## begin

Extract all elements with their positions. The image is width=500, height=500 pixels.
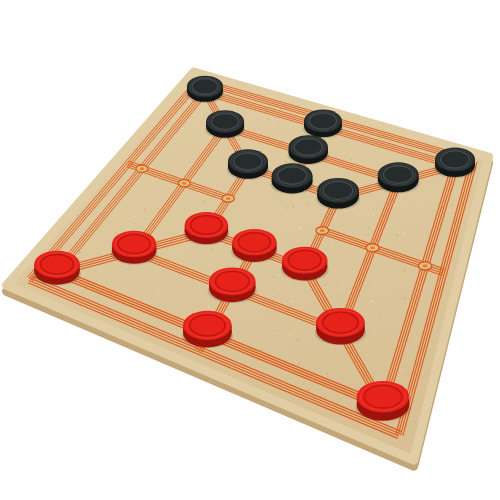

## end
## begin

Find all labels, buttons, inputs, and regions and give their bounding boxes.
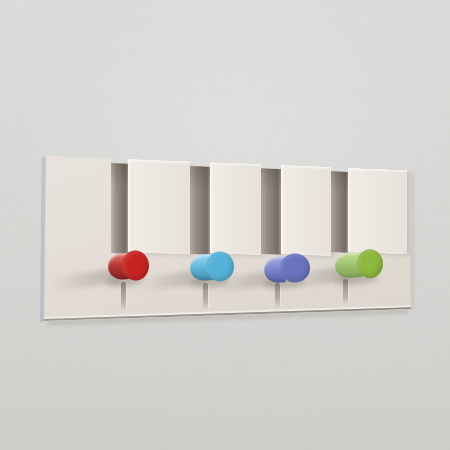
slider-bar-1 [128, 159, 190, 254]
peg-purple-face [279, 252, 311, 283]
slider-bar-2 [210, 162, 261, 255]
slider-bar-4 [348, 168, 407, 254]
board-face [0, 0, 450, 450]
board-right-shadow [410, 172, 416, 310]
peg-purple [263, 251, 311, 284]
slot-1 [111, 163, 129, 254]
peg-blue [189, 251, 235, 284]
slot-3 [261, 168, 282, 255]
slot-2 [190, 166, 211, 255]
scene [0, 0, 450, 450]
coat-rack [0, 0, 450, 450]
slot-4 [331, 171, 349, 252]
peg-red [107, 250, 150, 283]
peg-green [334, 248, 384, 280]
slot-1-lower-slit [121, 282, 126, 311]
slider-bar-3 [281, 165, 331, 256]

## end

WHAT THE EXERCISE ASKS: Report each line of the material above that contains the string "slider". Case counts, so list only lines where the letters match in case as well.

THE REPLY:
slider-bar-1 [128, 159, 190, 254]
slider-bar-2 [210, 162, 261, 255]
slider-bar-4 [348, 168, 407, 254]
slider-bar-3 [281, 165, 331, 256]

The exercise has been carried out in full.